● **Problem**:
Leave out the pictures and repeat everything else in the records exactly.

● **Provided records**:
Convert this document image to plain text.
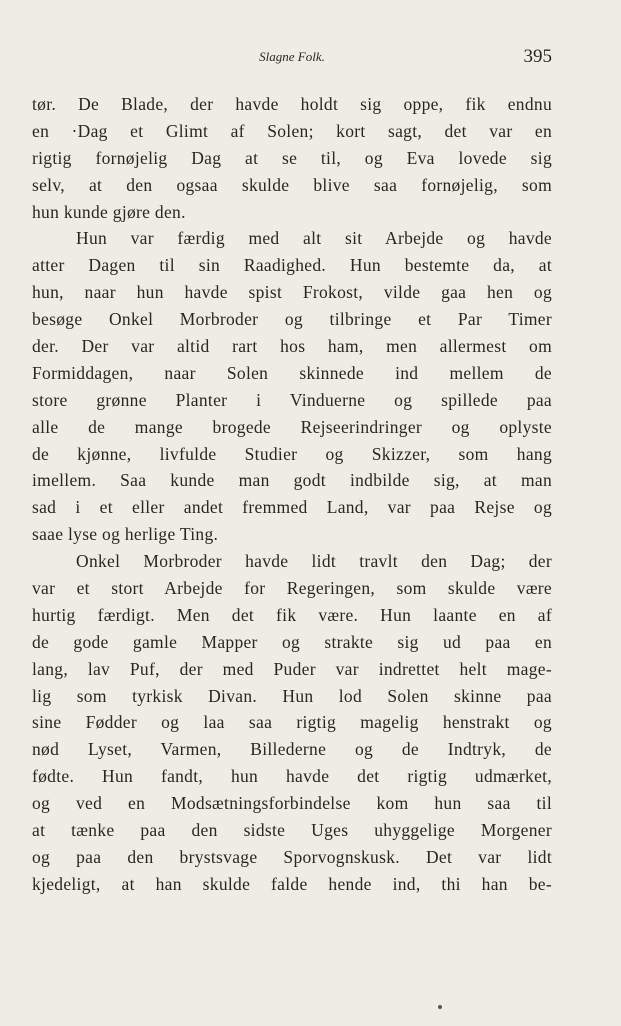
Slagne Folk.	395
tør. De Blade, der havde holdt sig oppe, fik endnu
en ·Dag et Glimt af Solen; kort sagt, det var en
rigtig fornøjelig Dag at se til, og Eva lovede sig
selv, at den ogsaa skulde blive saa fornøjelig, som
hun kunde gjøre den.
Hun var færdig med alt sit Arbejde og havde
atter Dagen til sin Raadighed. Hun bestemte da, at
hun, naar hun havde spist Frokost, vilde gaa hen og
besøge Onkel Morbroder og tilbringe et Par Timer
der. Der var altid rart hos ham, men allermest om
Formiddagen, naar Solen skinnede ind mellem de
store grønne Planter i Vinduerne og spillede paa
alle de mange brogede Rejseerindringer og oplyste
de kjønne, livfulde Studier og Skizzer, som hang
imellem. Saa kunde man godt indbilde sig, at man
sad i et eller andet fremmed Land, var paa Rejse og
saae lyse og herlige Ting.
Onkel Morbroder havde lidt travlt den Dag; der
var et stort Arbejde for Regeringen, som skulde være
hurtig færdigt. Men det fik være. Hun laante en af
de gode gamle Mapper og strakte sig ud paa en
lang, lav Puf, der med Puder var indrettet helt mage-
lig som tyrkisk Divan. Hun lod Solen skinne paa
sine Fødder og laa saa rigtig magelig henstrakt og
nød Lyset, Varmen, Billederne og de Indtryk, de
fødte. Hun fandt, hun havde det rigtig udmærket,
og ved en Modsætningsforbindelse kom hun saa til
at tænke paa den sidste Uges uhyggelige Morgener
og paa den brystsvage Sporvognskusk. Det var lidt
kjedeligt, at han skulde falde hende ind, thi han be-
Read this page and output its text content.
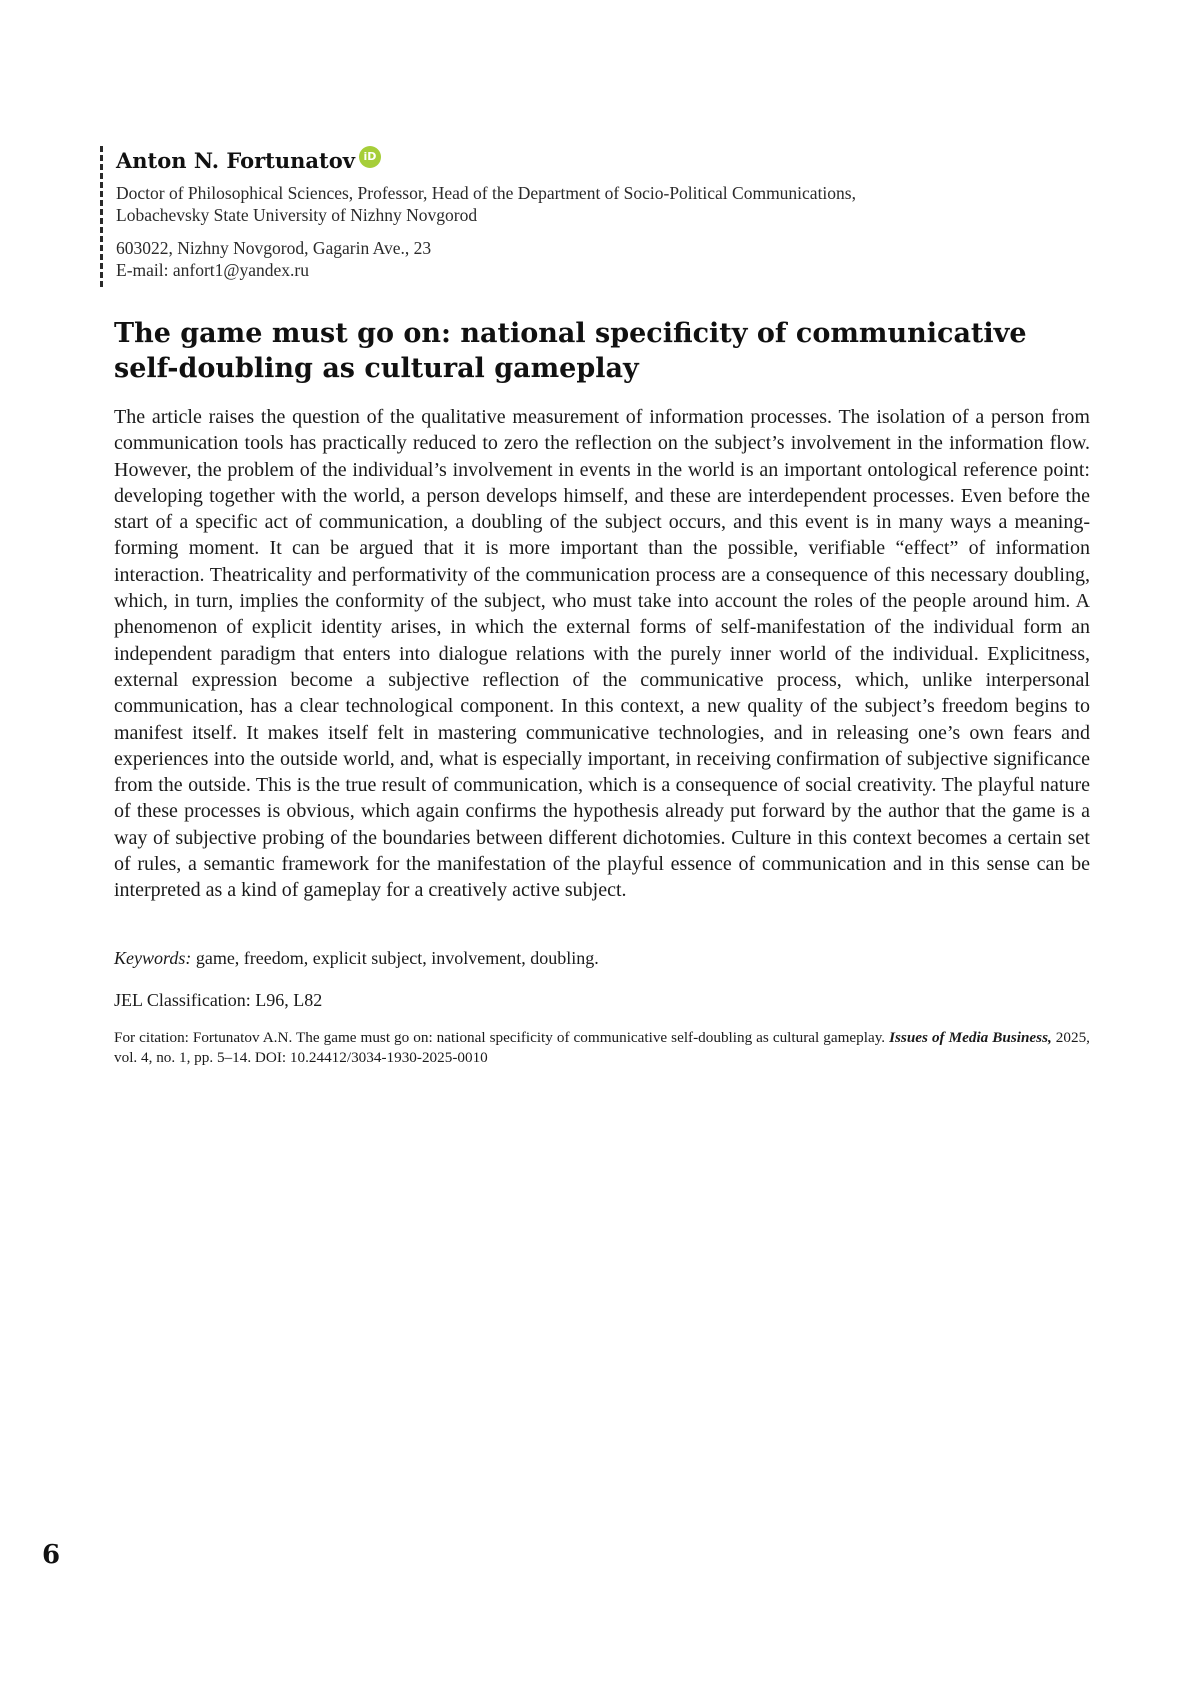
Anton N. Fortunatov iD
Doctor of Philosophical Sciences, Professor, Head of the Department of Socio-Political Communications,
Lobachevsky State University of Nizhny Novgorod
603022, Nizhny Novgorod, Gagarin Ave., 23
E-mail: anfort1@yandex.ru
The game must go on: national specificity of communicative self-doubling as cultural gameplay

The article raises the question of the qualitative measurement of information processes. The isolation of a person from communication tools has practically reduced to zero the reflection on the subject’s involvement in the information flow. However, the problem of the individual’s involvement in events in the world is an important ontological reference point: developing together with the world, a person develops himself, and these are interdependent processes. Even before the start of a specific act of communication, a doubling of the subject occurs, and this event is in many ways a meaning-forming moment. It can be argued that it is more important than the possible, verifiable “effect” of information interaction. Theatricality and performativity of the communication process are a consequence of this necessary doubling, which, in turn, implies the conformity of the subject, who must take into account the roles of the people around him. A phenomenon of explicit identity arises, in which the external forms of self-manifestation of the individual form an independent paradigm that enters into dialogue relations with the purely inner world of the individual. Explicitness, external expression become a subjective reflection of the communicative process, which, unlike interpersonal communication, has a clear technological component. In this context, a new quality of the subject’s freedom begins to manifest itself. It makes itself felt in mastering communicative technologies, and in releasing one’s own fears and experiences into the outside world, and, what is especially important, in receiving confirmation of subjective significance from the outside. This is the true result of communication, which is a consequence of social creativity. The playful nature of these processes is obvious, which again confirms the hypothesis already put forward by the author that the game is a way of subjective probing of the boundaries between different dichotomies. Culture in this context becomes a certain set of rules, a semantic framework for the manifestation of the playful essence of communication and in this sense can be interpreted as a kind of gameplay for a creatively active subject.

Keywords: game, freedom, explicit subject, involvement, doubling.
JEL Classification: L96, L82
For citation: Fortunatov A.N. The game must go on: national specificity of communicative self-doubling as cultural gameplay. Issues of Media Business, 2025, vol. 4, no. 1, pp. 5–14. DOI: 10.24412/3034-1930-2025-0010
6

● **Task solution**:
Convert this document image to plain text.
Slagne Folk.	395
tør. De Blade, der havde holdt sig oppe, fik endnu
en ·Dag et Glimt af Solen; kort sagt, det var en
rigtig fornøjelig Dag at se til, og Eva lovede sig
selv, at den ogsaa skulde blive saa fornøjelig, som
hun kunde gjøre den.
Hun var færdig med alt sit Arbejde og havde
atter Dagen til sin Raadighed. Hun bestemte da, at
hun, naar hun havde spist Frokost, vilde gaa hen og
besøge Onkel Morbroder og tilbringe et Par Timer
der. Der var altid rart hos ham, men allermest om
Formiddagen, naar Solen skinnede ind mellem de
store grønne Planter i Vinduerne og spillede paa
alle de mange brogede Rejseerindringer og oplyste
de kjønne, livfulde Studier og Skizzer, som hang
imellem. Saa kunde man godt indbilde sig, at man
sad i et eller andet fremmed Land, var paa Rejse og
saae lyse og herlige Ting.
Onkel Morbroder havde lidt travlt den Dag; der
var et stort Arbejde for Regeringen, som skulde være
hurtig færdigt. Men det fik være. Hun laante en af
de gode gamle Mapper og strakte sig ud paa en
lang, lav Puf, der med Puder var indrettet helt mage-
lig som tyrkisk Divan. Hun lod Solen skinne paa
sine Fødder og laa saa rigtig magelig henstrakt og
nød Lyset, Varmen, Billederne og de Indtryk, de
fødte. Hun fandt, hun havde det rigtig udmærket,
og ved en Modsætningsforbindelse kom hun saa til
at tænke paa den sidste Uges uhyggelige Morgener
og paa den brystsvage Sporvognskusk. Det var lidt
kjedeligt, at han skulde falde hende ind, thi han be-
Read this page and output its text content.
Anton N. Fortunatov iD
Doctor of Philosophical Sciences, Professor, Head of the Department of Socio-Political Communications,
Lobachevsky State University of Nizhny Novgorod
603022, Nizhny Novgorod, Gagarin Ave., 23
E-mail: anfort1@yandex.ru
The game must go on: national specificity of communicative self-doubling as cultural gameplay

The article raises the question of the qualitative measurement of information processes. The isolation of a person from communication tools has practically reduced to zero the reflection on the subject’s involvement in the information flow. However, the problem of the individual’s involvement in events in the world is an important ontological reference point: developing together with the world, a person develops himself, and these are interdependent processes. Even before the start of a specific act of communication, a doubling of the subject occurs, and this event is in many ways a meaning-forming moment. It can be argued that it is more important than the possible, verifiable “effect” of information interaction. Theatricality and performativity of the communication process are a consequence of this necessary doubling, which, in turn, implies the conformity of the subject, who must take into account the roles of the people around him. A phenomenon of explicit identity arises, in which the external forms of self-manifestation of the individual form an independent paradigm that enters into dialogue relations with the purely inner world of the individual. Explicitness, external expression become a subjective reflection of the communicative process, which, unlike interpersonal communication, has a clear technological component. In this context, a new quality of the subject’s freedom begins to manifest itself. It makes itself felt in mastering communicative technologies, and in releasing one’s own fears and experiences into the outside world, and, what is especially important, in receiving confirmation of subjective significance from the outside. This is the true result of communication, which is a consequence of social creativity. The playful nature of these processes is obvious, which again confirms the hypothesis already put forward by the author that the game is a way of subjective probing of the boundaries between different dichotomies. Culture in this context becomes a certain set of rules, a semantic framework for the manifestation of the playful essence of communication and in this sense can be interpreted as a kind of gameplay for a creatively active subject.

Keywords: game, freedom, explicit subject, involvement, doubling.
JEL Classification: L96, L82
For citation: Fortunatov A.N. The game must go on: national specificity of communicative self-doubling as cultural gameplay. Issues of Media Business, 2025, vol. 4, no. 1, pp. 5–14. DOI: 10.24412/3034-1930-2025-0010
6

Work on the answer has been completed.